# The problem:
State the number of lines in these records that include the word "Chicken", and add nothing to it.

# Given data:

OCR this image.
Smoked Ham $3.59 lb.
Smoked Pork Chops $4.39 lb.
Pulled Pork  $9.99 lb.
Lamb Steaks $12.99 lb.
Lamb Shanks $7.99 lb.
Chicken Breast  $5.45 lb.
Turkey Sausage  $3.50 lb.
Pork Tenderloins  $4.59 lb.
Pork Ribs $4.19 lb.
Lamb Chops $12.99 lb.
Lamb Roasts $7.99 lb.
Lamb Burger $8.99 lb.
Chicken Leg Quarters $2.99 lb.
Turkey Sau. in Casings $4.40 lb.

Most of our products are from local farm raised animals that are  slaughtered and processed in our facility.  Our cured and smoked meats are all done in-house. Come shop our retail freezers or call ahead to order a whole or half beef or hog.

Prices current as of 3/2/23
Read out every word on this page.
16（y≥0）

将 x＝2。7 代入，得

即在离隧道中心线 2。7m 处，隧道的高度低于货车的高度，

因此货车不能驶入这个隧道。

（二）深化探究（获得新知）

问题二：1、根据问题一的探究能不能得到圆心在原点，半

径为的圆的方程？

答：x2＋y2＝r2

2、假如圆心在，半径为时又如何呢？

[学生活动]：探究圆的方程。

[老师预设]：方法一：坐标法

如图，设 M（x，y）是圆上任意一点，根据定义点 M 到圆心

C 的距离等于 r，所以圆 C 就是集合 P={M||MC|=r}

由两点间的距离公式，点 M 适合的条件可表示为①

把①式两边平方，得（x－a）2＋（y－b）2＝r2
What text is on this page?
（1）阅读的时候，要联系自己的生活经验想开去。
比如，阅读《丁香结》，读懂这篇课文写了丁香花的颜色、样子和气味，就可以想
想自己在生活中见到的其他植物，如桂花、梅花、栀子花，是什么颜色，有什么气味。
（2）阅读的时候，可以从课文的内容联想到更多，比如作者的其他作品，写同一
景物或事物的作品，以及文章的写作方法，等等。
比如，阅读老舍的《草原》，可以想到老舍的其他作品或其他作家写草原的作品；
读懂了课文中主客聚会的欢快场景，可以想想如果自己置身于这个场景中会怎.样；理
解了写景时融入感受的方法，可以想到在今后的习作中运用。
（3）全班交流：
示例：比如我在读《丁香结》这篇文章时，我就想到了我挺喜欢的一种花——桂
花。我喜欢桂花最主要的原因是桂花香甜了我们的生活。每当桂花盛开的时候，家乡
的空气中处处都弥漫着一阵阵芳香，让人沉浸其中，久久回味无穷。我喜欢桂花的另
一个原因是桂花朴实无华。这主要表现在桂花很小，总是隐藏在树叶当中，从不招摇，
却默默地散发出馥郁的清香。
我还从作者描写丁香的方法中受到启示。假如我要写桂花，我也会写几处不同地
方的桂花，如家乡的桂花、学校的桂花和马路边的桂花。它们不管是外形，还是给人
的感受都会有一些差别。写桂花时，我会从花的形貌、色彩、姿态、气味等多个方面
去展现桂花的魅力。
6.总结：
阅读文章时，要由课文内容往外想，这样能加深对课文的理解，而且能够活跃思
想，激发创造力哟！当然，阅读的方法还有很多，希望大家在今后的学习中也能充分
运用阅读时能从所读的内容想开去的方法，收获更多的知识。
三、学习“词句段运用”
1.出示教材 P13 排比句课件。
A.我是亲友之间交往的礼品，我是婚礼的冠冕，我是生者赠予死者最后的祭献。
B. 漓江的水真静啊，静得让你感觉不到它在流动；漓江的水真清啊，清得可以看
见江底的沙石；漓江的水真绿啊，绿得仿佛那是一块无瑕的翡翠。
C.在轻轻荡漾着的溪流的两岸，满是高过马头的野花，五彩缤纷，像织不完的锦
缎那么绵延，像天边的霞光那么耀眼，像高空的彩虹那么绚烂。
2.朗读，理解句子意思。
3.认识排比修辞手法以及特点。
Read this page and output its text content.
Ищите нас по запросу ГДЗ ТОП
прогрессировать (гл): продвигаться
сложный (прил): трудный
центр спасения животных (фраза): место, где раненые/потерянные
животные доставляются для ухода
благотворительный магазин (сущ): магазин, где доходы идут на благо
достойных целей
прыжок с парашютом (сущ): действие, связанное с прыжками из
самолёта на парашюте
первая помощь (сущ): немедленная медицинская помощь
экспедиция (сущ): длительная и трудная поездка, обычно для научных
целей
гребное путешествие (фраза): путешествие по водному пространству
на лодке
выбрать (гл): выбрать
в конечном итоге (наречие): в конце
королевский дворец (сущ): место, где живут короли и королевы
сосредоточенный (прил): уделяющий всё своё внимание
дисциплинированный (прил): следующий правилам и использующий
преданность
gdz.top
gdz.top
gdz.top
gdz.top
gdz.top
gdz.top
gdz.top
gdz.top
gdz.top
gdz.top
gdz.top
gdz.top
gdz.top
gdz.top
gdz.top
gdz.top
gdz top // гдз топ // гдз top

# Result below:
2